## start

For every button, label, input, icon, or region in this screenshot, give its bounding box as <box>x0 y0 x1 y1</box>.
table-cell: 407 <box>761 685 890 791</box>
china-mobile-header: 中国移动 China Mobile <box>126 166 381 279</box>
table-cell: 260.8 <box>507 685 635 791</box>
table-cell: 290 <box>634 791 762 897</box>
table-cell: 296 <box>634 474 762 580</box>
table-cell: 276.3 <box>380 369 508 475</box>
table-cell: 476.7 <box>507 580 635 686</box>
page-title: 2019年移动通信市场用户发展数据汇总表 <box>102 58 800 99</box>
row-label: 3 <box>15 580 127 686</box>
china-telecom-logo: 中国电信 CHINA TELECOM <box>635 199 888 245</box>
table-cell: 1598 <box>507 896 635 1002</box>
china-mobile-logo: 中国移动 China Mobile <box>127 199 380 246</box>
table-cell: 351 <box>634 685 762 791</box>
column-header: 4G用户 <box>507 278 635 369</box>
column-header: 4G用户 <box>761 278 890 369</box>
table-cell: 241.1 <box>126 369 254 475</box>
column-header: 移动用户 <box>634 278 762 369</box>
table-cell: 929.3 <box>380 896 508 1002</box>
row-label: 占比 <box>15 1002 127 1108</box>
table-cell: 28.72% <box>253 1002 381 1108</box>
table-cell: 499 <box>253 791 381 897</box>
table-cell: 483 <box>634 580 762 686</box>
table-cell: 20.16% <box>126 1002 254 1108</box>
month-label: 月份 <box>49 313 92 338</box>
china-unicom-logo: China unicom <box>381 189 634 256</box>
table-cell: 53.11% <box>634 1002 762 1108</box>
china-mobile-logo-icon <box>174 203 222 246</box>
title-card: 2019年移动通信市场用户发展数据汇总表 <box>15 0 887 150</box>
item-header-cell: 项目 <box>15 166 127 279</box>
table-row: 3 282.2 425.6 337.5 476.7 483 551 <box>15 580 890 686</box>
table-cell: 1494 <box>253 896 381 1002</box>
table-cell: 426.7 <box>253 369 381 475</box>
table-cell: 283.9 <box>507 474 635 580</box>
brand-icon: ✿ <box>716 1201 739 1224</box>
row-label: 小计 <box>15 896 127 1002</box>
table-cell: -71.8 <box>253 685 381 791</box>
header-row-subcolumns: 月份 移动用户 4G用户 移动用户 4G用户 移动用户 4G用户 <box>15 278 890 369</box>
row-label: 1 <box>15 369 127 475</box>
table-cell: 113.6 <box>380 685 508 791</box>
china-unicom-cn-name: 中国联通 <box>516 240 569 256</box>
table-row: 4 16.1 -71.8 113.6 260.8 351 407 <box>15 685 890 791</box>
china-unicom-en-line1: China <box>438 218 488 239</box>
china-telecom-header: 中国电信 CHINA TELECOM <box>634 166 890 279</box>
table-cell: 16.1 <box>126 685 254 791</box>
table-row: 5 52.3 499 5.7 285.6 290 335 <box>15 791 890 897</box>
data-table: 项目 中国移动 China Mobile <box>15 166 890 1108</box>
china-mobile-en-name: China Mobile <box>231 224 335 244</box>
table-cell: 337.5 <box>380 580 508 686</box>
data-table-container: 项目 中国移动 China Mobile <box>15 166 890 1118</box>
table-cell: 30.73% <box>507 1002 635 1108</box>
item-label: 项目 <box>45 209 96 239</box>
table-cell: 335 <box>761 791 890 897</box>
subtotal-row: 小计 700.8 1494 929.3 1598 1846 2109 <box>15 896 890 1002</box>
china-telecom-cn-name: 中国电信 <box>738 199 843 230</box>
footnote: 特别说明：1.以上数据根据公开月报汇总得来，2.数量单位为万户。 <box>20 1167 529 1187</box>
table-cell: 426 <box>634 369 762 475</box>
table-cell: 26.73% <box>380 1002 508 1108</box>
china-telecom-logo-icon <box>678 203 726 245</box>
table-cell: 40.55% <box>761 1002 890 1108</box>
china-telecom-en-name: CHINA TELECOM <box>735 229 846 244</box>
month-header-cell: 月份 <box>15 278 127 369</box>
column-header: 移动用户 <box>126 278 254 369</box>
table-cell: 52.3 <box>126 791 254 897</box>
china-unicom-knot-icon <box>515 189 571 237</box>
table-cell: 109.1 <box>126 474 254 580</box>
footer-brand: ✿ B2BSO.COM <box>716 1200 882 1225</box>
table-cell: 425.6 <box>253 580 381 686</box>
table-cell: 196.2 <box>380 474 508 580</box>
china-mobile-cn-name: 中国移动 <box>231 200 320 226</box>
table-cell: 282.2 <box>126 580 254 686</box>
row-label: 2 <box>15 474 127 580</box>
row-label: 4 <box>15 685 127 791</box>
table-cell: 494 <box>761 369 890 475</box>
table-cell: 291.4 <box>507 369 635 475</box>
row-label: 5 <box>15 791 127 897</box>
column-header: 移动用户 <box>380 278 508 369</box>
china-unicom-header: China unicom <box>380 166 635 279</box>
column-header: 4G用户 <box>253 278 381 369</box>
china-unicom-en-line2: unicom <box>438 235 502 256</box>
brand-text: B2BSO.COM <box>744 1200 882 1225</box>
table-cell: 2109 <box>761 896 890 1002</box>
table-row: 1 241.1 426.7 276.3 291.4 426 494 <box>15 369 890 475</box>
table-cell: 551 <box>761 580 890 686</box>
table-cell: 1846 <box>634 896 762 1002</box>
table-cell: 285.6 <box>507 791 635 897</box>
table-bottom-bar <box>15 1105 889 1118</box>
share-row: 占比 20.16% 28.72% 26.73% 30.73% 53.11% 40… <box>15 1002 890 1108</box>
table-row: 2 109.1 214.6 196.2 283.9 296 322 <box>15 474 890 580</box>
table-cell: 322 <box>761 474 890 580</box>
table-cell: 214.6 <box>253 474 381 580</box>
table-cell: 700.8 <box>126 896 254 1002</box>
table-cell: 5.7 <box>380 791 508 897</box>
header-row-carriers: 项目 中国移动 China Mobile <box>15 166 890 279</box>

## end

Stated problem: Reproduce all of the data above line for line, without altering any character.

Result for this exercise:
For every button, label, input, icon, or region in this screenshot, give its bounding box as <box>x0 y0 x1 y1</box>.
table-cell: 407 <box>761 685 890 791</box>
china-mobile-header: 中国移动 China Mobile <box>126 166 381 279</box>
table-cell: 260.8 <box>507 685 635 791</box>
table-cell: 290 <box>634 791 762 897</box>
table-cell: 296 <box>634 474 762 580</box>
table-cell: 276.3 <box>380 369 508 475</box>
table-cell: 476.7 <box>507 580 635 686</box>
page-title: 2019年移动通信市场用户发展数据汇总表 <box>102 58 800 99</box>
row-label: 3 <box>15 580 127 686</box>
china-telecom-logo: 中国电信 CHINA TELECOM <box>635 199 888 245</box>
table-cell: 1598 <box>507 896 635 1002</box>
china-mobile-logo: 中国移动 China Mobile <box>127 199 380 246</box>
table-cell: 351 <box>634 685 762 791</box>
column-header: 4G用户 <box>507 278 635 369</box>
column-header: 4G用户 <box>761 278 890 369</box>
table-cell: 241.1 <box>126 369 254 475</box>
column-header: 移动用户 <box>634 278 762 369</box>
table-cell: 929.3 <box>380 896 508 1002</box>
row-label: 占比 <box>15 1002 127 1108</box>
table-cell: 28.72% <box>253 1002 381 1108</box>
table-cell: 499 <box>253 791 381 897</box>
table-cell: 483 <box>634 580 762 686</box>
table-cell: 20.16% <box>126 1002 254 1108</box>
month-label: 月份 <box>49 313 92 338</box>
china-unicom-logo: China unicom <box>381 189 634 256</box>
table-cell: 53.11% <box>634 1002 762 1108</box>
china-mobile-logo-icon <box>174 203 222 246</box>
title-card: 2019年移动通信市场用户发展数据汇总表 <box>15 0 887 150</box>
item-header-cell: 项目 <box>15 166 127 279</box>
table-row: 3 282.2 425.6 337.5 476.7 483 551 <box>15 580 890 686</box>
table-cell: 1494 <box>253 896 381 1002</box>
table-cell: 426.7 <box>253 369 381 475</box>
table-cell: 283.9 <box>507 474 635 580</box>
brand-icon: ✿ <box>716 1201 739 1224</box>
row-label: 小计 <box>15 896 127 1002</box>
table-cell: -71.8 <box>253 685 381 791</box>
header-row-subcolumns: 月份 移动用户 4G用户 移动用户 4G用户 移动用户 4G用户 <box>15 278 890 369</box>
row-label: 1 <box>15 369 127 475</box>
table-cell: 113.6 <box>380 685 508 791</box>
china-unicom-cn-name: 中国联通 <box>516 240 569 256</box>
table-row: 4 16.1 -71.8 113.6 260.8 351 407 <box>15 685 890 791</box>
china-unicom-en-line1: China <box>438 218 488 239</box>
china-telecom-header: 中国电信 CHINA TELECOM <box>634 166 890 279</box>
table-cell: 16.1 <box>126 685 254 791</box>
table-row: 5 52.3 499 5.7 285.6 290 335 <box>15 791 890 897</box>
data-table: 项目 中国移动 China Mobile <box>15 166 890 1108</box>
china-mobile-en-name: China Mobile <box>231 224 335 244</box>
table-cell: 337.5 <box>380 580 508 686</box>
data-table-container: 项目 中国移动 China Mobile <box>15 166 890 1118</box>
table-cell: 30.73% <box>507 1002 635 1108</box>
item-label: 项目 <box>45 209 96 239</box>
table-cell: 335 <box>761 791 890 897</box>
subtotal-row: 小计 700.8 1494 929.3 1598 1846 2109 <box>15 896 890 1002</box>
china-telecom-cn-name: 中国电信 <box>738 199 843 230</box>
footnote: 特别说明：1.以上数据根据公开月报汇总得来，2.数量单位为万户。 <box>20 1167 529 1187</box>
table-cell: 426 <box>634 369 762 475</box>
table-cell: 26.73% <box>380 1002 508 1108</box>
china-telecom-logo-icon <box>678 203 726 245</box>
table-cell: 40.55% <box>761 1002 890 1108</box>
china-telecom-en-name: CHINA TELECOM <box>735 229 846 244</box>
month-header-cell: 月份 <box>15 278 127 369</box>
column-header: 移动用户 <box>126 278 254 369</box>
table-cell: 52.3 <box>126 791 254 897</box>
china-unicom-knot-icon <box>515 189 571 237</box>
table-cell: 109.1 <box>126 474 254 580</box>
footer-brand: ✿ B2BSO.COM <box>716 1200 882 1225</box>
table-cell: 425.6 <box>253 580 381 686</box>
table-cell: 196.2 <box>380 474 508 580</box>
china-mobile-cn-name: 中国移动 <box>231 200 320 226</box>
table-cell: 282.2 <box>126 580 254 686</box>
row-label: 2 <box>15 474 127 580</box>
row-label: 4 <box>15 685 127 791</box>
table-cell: 494 <box>761 369 890 475</box>
table-cell: 291.4 <box>507 369 635 475</box>
row-label: 5 <box>15 791 127 897</box>
column-header: 移动用户 <box>380 278 508 369</box>
china-unicom-header: China unicom <box>380 166 635 279</box>
column-header: 4G用户 <box>253 278 381 369</box>
china-unicom-en-line2: unicom <box>438 235 502 256</box>
brand-text: B2BSO.COM <box>744 1200 882 1225</box>
table-cell: 2109 <box>761 896 890 1002</box>
table-row: 1 241.1 426.7 276.3 291.4 426 494 <box>15 369 890 475</box>
table-cell: 551 <box>761 580 890 686</box>
table-cell: 1846 <box>634 896 762 1002</box>
table-cell: 285.6 <box>507 791 635 897</box>
table-bottom-bar <box>15 1105 889 1118</box>
share-row: 占比 20.16% 28.72% 26.73% 30.73% 53.11% 40… <box>15 1002 890 1108</box>
table-row: 2 109.1 214.6 196.2 283.9 296 322 <box>15 474 890 580</box>
table-cell: 322 <box>761 474 890 580</box>
table-cell: 214.6 <box>253 474 381 580</box>
table-cell: 700.8 <box>126 896 254 1002</box>
table-cell: 5.7 <box>380 791 508 897</box>
header-row-carriers: 项目 中国移动 China Mobile <box>15 166 890 279</box>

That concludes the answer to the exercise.